Problem requirements: Among the lines below, which ones contain the word "from"? Copy every such line.

(Stored dataset items)
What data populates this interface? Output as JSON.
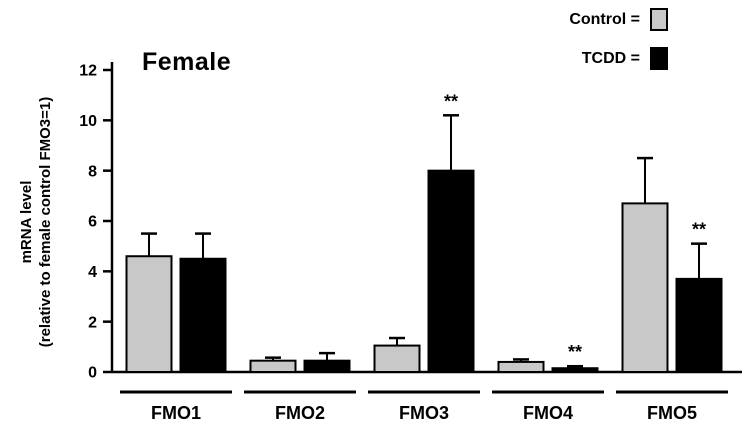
{
  "chart_data": {
    "type": "bar",
    "title": "Female",
    "ylabel_line1": "mRNA level",
    "ylabel_line2": "(relative to female control FMO3=1)",
    "categories": [
      "FMO1",
      "FMO2",
      "FMO3",
      "FMO4",
      "FMO5"
    ],
    "series": [
      {
        "name": "Control",
        "color": "#c8c8c8",
        "values": [
          4.6,
          0.45,
          1.05,
          0.4,
          6.7
        ],
        "errors": [
          0.9,
          0.12,
          0.3,
          0.1,
          1.8
        ],
        "sig": [
          "",
          "",
          "",
          "",
          ""
        ]
      },
      {
        "name": "TCDD",
        "color": "#000000",
        "values": [
          4.5,
          0.45,
          8.0,
          0.15,
          3.7
        ],
        "errors": [
          1.0,
          0.3,
          2.2,
          0.08,
          1.4
        ],
        "sig": [
          "",
          "",
          "**",
          "**",
          "**"
        ]
      }
    ],
    "ylim": [
      0,
      12
    ],
    "yticks": [
      0,
      2,
      4,
      6,
      8,
      10,
      12
    ],
    "legend": [
      {
        "label": "Control =",
        "swatch": "#c8c8c8"
      },
      {
        "label": "TCDD  =",
        "swatch": "#000000"
      }
    ]
  }
}
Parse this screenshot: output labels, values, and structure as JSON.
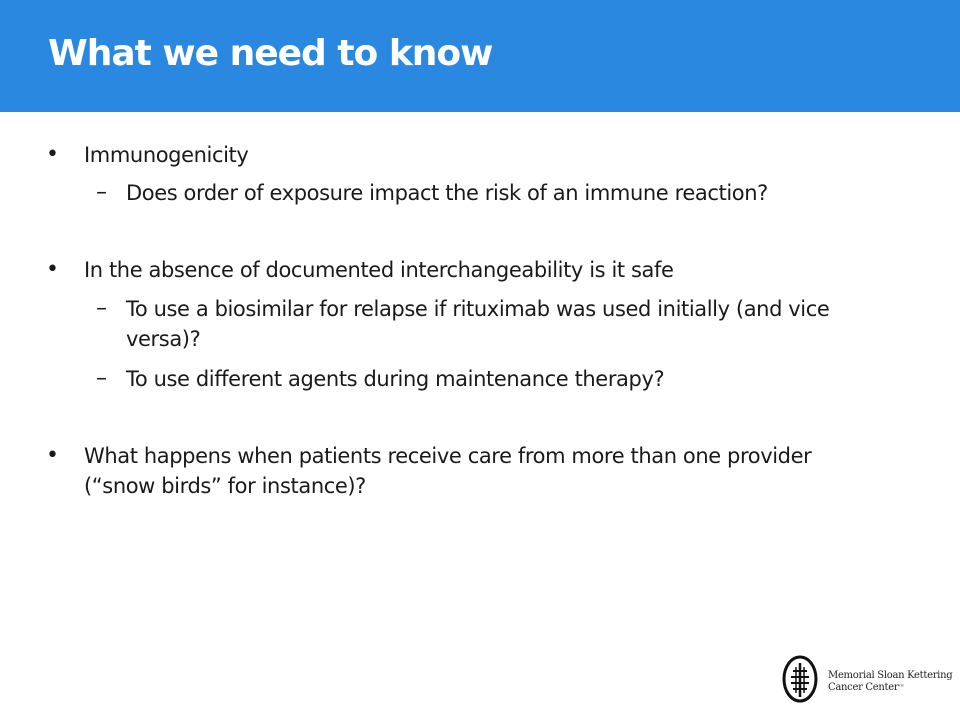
{
  "title": "What we need to know",
  "items": [
    {
      "marker": "•",
      "text": "Immunogenicity"
    },
    {
      "marker": "–",
      "text": "Does order of exposure impact the risk of an immune reaction?"
    },
    {
      "marker": "•",
      "text": "In the absence of documented interchangeability is it safe"
    },
    {
      "marker": "–",
      "text": "To use a biosimilar for relapse if rituximab was used initially (and vice"
    },
    {
      "marker": "",
      "text": "versa)?"
    },
    {
      "marker": "–",
      "text": "To use different agents during maintenance therapy?"
    },
    {
      "marker": "•",
      "text": "What happens when patients receive care from more than one provider"
    },
    {
      "marker": "",
      "text": "(“snow birds” for instance)?"
    }
  ],
  "logo": {
    "line1": "Memorial Sloan Kettering",
    "line2": "Cancer Center",
    "mark": "™"
  }
}
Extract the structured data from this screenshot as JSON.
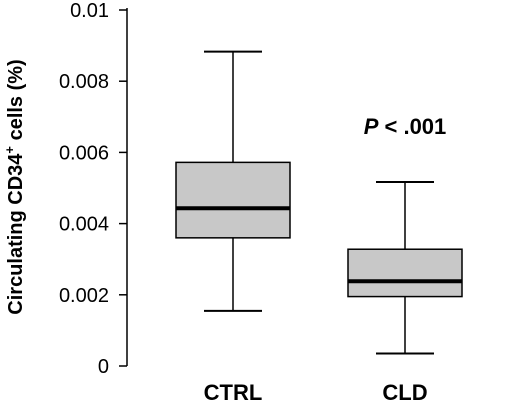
{
  "chart_data": {
    "type": "box",
    "categories": [
      "CTRL",
      "CLD"
    ],
    "boxes": [
      {
        "category": "CTRL",
        "whisker_low": 0.00155,
        "q1": 0.0036,
        "median": 0.00443,
        "q3": 0.00572,
        "whisker_high": 0.00883
      },
      {
        "category": "CLD",
        "whisker_low": 0.00035,
        "q1": 0.00195,
        "median": 0.00238,
        "q3": 0.00328,
        "whisker_high": 0.00517
      }
    ],
    "ylim": [
      0,
      0.01
    ],
    "yticks": [
      "0",
      "0.002",
      "0.004",
      "0.006",
      "0.008",
      "0.01"
    ],
    "ytick_values": [
      0,
      0.002,
      0.004,
      0.006,
      0.008,
      0.01
    ],
    "ylabel": "Circulating CD34",
    "ylabel_superscript": "+",
    "ylabel_suffix": " cells (%)",
    "annotation": {
      "italic": "P",
      "text": " < .001"
    },
    "grid": false,
    "colors": {
      "box_fill": "#c8c8c8",
      "line": "#000000"
    }
  }
}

Solution:
      "text": "What happens when patients receive care from more than one provider"
Extract the structured data from this screenshot as JSON.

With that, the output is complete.